■ SHORT TASK ■
Copy out the lines that include the word "ABDERRAHMAN".

■ DATA SHOWN ■
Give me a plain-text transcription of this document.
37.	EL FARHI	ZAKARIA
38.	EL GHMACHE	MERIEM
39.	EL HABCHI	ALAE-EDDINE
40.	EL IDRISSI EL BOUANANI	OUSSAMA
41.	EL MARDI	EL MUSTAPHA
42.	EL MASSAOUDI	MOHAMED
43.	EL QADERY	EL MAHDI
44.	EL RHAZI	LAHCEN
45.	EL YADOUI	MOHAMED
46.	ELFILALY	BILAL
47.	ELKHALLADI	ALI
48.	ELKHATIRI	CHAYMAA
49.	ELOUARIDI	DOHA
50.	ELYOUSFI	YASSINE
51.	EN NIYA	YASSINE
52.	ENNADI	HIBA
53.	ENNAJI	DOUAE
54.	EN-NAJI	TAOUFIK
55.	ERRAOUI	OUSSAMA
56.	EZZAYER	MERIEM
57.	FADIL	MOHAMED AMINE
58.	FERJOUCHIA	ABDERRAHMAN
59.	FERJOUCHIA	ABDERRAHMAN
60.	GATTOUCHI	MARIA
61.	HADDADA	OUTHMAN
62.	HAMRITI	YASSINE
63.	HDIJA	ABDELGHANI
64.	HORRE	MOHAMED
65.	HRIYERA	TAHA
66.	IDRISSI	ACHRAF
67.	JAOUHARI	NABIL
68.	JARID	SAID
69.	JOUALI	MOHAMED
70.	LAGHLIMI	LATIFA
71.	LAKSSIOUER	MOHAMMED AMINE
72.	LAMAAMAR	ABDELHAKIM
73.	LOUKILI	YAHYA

■ RESULT ■
58.	FERJOUCHIA	ABDERRAHMAN
59.	FERJOUCHIA	ABDERRAHMAN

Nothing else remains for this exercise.